## To do
Print the data that follows exactly.

** start of The input **

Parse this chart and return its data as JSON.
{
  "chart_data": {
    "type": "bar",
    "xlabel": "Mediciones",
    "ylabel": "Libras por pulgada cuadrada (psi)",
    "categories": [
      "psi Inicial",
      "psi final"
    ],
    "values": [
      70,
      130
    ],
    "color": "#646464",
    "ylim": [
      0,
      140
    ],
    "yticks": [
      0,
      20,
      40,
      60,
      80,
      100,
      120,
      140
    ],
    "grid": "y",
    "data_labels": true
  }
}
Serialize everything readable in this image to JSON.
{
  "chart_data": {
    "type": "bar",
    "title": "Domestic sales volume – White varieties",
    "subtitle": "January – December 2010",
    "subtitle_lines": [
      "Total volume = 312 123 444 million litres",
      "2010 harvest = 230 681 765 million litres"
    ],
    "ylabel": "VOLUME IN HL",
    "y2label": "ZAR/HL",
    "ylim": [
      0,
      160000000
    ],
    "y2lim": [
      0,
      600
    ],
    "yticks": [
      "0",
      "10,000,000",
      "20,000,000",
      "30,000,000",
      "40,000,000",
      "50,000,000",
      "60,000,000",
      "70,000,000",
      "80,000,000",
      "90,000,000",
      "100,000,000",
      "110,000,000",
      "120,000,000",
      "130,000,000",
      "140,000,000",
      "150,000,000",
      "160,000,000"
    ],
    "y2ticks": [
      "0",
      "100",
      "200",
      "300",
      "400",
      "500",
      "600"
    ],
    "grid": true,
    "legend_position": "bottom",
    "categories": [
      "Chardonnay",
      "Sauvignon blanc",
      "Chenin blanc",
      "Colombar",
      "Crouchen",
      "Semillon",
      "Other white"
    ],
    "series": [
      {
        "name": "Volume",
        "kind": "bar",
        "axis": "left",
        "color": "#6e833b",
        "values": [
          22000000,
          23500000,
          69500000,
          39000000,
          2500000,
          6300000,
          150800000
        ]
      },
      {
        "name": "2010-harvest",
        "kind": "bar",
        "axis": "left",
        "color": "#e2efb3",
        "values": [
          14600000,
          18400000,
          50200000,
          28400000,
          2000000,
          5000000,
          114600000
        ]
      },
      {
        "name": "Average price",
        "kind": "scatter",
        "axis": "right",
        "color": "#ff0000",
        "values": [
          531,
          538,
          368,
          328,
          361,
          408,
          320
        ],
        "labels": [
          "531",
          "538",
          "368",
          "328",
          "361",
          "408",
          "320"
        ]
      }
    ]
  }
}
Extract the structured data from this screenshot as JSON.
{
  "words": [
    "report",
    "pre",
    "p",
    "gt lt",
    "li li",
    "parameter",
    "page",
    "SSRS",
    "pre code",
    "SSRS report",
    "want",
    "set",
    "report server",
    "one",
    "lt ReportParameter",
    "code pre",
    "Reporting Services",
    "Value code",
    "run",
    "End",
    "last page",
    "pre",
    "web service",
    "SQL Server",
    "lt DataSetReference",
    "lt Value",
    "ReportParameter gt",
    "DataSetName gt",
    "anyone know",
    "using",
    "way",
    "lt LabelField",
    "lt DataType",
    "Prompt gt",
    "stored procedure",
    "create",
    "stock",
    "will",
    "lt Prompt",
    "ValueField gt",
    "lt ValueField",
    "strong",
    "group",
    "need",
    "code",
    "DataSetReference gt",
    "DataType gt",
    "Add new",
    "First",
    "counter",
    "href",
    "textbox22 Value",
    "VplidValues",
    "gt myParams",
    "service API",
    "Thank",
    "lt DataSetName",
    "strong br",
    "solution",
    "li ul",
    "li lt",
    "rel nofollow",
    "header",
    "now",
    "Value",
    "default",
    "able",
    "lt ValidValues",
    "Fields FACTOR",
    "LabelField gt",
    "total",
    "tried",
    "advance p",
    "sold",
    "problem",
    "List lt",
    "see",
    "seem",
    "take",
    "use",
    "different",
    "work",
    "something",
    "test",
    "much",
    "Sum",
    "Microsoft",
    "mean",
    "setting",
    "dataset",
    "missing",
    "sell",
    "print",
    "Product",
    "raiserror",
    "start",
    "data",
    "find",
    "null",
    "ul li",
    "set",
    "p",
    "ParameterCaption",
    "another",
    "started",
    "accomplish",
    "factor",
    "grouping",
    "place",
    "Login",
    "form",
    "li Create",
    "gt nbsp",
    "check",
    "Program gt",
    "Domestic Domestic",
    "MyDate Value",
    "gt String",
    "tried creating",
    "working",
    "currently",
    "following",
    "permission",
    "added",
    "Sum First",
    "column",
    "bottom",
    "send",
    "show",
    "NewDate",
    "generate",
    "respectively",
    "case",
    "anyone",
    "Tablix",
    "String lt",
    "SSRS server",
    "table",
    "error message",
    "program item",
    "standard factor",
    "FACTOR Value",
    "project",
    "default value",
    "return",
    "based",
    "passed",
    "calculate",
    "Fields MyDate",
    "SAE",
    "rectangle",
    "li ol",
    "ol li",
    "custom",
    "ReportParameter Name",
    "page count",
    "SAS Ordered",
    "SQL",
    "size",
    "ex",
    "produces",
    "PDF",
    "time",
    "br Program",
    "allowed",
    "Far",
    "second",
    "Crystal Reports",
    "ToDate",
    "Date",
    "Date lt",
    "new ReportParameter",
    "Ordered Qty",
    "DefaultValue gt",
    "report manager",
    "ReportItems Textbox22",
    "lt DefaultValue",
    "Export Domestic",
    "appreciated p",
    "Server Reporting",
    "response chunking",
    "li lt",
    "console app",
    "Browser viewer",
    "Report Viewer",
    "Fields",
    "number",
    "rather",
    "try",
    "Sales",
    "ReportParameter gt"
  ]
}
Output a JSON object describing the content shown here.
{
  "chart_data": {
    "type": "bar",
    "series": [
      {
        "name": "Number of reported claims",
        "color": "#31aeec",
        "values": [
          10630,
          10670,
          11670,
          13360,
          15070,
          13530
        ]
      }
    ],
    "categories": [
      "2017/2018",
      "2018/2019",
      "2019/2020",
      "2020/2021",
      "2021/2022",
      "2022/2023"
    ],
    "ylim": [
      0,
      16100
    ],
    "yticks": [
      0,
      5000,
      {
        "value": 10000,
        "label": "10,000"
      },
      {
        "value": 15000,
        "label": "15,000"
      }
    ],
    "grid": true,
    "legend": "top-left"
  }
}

** end of The input **

## Response to the exercise
Parse this chart and return its data as JSON.
{
  "chart_data": {
    "type": "bar",
    "xlabel": "Mediciones",
    "ylabel": "Libras por pulgada cuadrada (psi)",
    "categories": [
      "psi Inicial",
      "psi final"
    ],
    "values": [
      70,
      130
    ],
    "color": "#646464",
    "ylim": [
      0,
      140
    ],
    "yticks": [
      0,
      20,
      40,
      60,
      80,
      100,
      120,
      140
    ],
    "grid": "y",
    "data_labels": true
  }
}
Serialize everything readable in this image to JSON.
{
  "chart_data": {
    "type": "bar",
    "title": "Domestic sales volume – White varieties",
    "subtitle": "January – December 2010",
    "subtitle_lines": [
      "Total volume = 312 123 444 million litres",
      "2010 harvest = 230 681 765 million litres"
    ],
    "ylabel": "VOLUME IN HL",
    "y2label": "ZAR/HL",
    "ylim": [
      0,
      160000000
    ],
    "y2lim": [
      0,
      600
    ],
    "yticks": [
      "0",
      "10,000,000",
      "20,000,000",
      "30,000,000",
      "40,000,000",
      "50,000,000",
      "60,000,000",
      "70,000,000",
      "80,000,000",
      "90,000,000",
      "100,000,000",
      "110,000,000",
      "120,000,000",
      "130,000,000",
      "140,000,000",
      "150,000,000",
      "160,000,000"
    ],
    "y2ticks": [
      "0",
      "100",
      "200",
      "300",
      "400",
      "500",
      "600"
    ],
    "grid": true,
    "legend_position": "bottom",
    "categories": [
      "Chardonnay",
      "Sauvignon blanc",
      "Chenin blanc",
      "Colombar",
      "Crouchen",
      "Semillon",
      "Other white"
    ],
    "series": [
      {
        "name": "Volume",
        "kind": "bar",
        "axis": "left",
        "color": "#6e833b",
        "values": [
          22000000,
          23500000,
          69500000,
          39000000,
          2500000,
          6300000,
          150800000
        ]
      },
      {
        "name": "2010-harvest",
        "kind": "bar",
        "axis": "left",
        "color": "#e2efb3",
        "values": [
          14600000,
          18400000,
          50200000,
          28400000,
          2000000,
          5000000,
          114600000
        ]
      },
      {
        "name": "Average price",
        "kind": "scatter",
        "axis": "right",
        "color": "#ff0000",
        "values": [
          531,
          538,
          368,
          328,
          361,
          408,
          320
        ],
        "labels": [
          "531",
          "538",
          "368",
          "328",
          "361",
          "408",
          "320"
        ]
      }
    ]
  }
}
Extract the structured data from this screenshot as JSON.
{
  "words": [
    "report",
    "pre",
    "p",
    "gt lt",
    "li li",
    "parameter",
    "page",
    "SSRS",
    "pre code",
    "SSRS report",
    "want",
    "set",
    "report server",
    "one",
    "lt ReportParameter",
    "code pre",
    "Reporting Services",
    "Value code",
    "run",
    "End",
    "last page",
    "pre",
    "web service",
    "SQL Server",
    "lt DataSetReference",
    "lt Value",
    "ReportParameter gt",
    "DataSetName gt",
    "anyone know",
    "using",
    "way",
    "lt LabelField",
    "lt DataType",
    "Prompt gt",
    "stored procedure",
    "create",
    "stock",
    "will",
    "lt Prompt",
    "ValueField gt",
    "lt ValueField",
    "strong",
    "group",
    "need",
    "code",
    "DataSetReference gt",
    "DataType gt",
    "Add new",
    "First",
    "counter",
    "href",
    "textbox22 Value",
    "VplidValues",
    "gt myParams",
    "service API",
    "Thank",
    "lt DataSetName",
    "strong br",
    "solution",
    "li ul",
    "li lt",
    "rel nofollow",
    "header",
    "now",
    "Value",
    "default",
    "able",
    "lt ValidValues",
    "Fields FACTOR",
    "LabelField gt",
    "total",
    "tried",
    "advance p",
    "sold",
    "problem",
    "List lt",
    "see",
    "seem",
    "take",
    "use",
    "different",
    "work",
    "something",
    "test",
    "much",
    "Sum",
    "Microsoft",
    "mean",
    "setting",
    "dataset",
    "missing",
    "sell",
    "print",
    "Product",
    "raiserror",
    "start",
    "data",
    "find",
    "null",
    "ul li",
    "set",
    "p",
    "ParameterCaption",
    "another",
    "started",
    "accomplish",
    "factor",
    "grouping",
    "place",
    "Login",
    "form",
    "li Create",
    "gt nbsp",
    "check",
    "Program gt",
    "Domestic Domestic",
    "MyDate Value",
    "gt String",
    "tried creating",
    "working",
    "currently",
    "following",
    "permission",
    "added",
    "Sum First",
    "column",
    "bottom",
    "send",
    "show",
    "NewDate",
    "generate",
    "respectively",
    "case",
    "anyone",
    "Tablix",
    "String lt",
    "SSRS server",
    "table",
    "error message",
    "program item",
    "standard factor",
    "FACTOR Value",
    "project",
    "default value",
    "return",
    "based",
    "passed",
    "calculate",
    "Fields MyDate",
    "SAE",
    "rectangle",
    "li ol",
    "ol li",
    "custom",
    "ReportParameter Name",
    "page count",
    "SAS Ordered",
    "SQL",
    "size",
    "ex",
    "produces",
    "PDF",
    "time",
    "br Program",
    "allowed",
    "Far",
    "second",
    "Crystal Reports",
    "ToDate",
    "Date",
    "Date lt",
    "new ReportParameter",
    "Ordered Qty",
    "DefaultValue gt",
    "report manager",
    "ReportItems Textbox22",
    "lt DefaultValue",
    "Export Domestic",
    "appreciated p",
    "Server Reporting",
    "response chunking",
    "li lt",
    "console app",
    "Browser viewer",
    "Report Viewer",
    "Fields",
    "number",
    "rather",
    "try",
    "Sales",
    "ReportParameter gt"
  ]
}
Output a JSON object describing the content shown here.
{
  "chart_data": {
    "type": "bar",
    "series": [
      {
        "name": "Number of reported claims",
        "color": "#31aeec",
        "values": [
          10630,
          10670,
          11670,
          13360,
          15070,
          13530
        ]
      }
    ],
    "categories": [
      "2017/2018",
      "2018/2019",
      "2019/2020",
      "2020/2021",
      "2021/2022",
      "2022/2023"
    ],
    "ylim": [
      0,
      16100
    ],
    "yticks": [
      0,
      5000,
      {
        "value": 10000,
        "label": "10,000"
      },
      {
        "value": 15000,
        "label": "15,000"
      }
    ],
    "grid": true,
    "legend": "top-left"
  }
}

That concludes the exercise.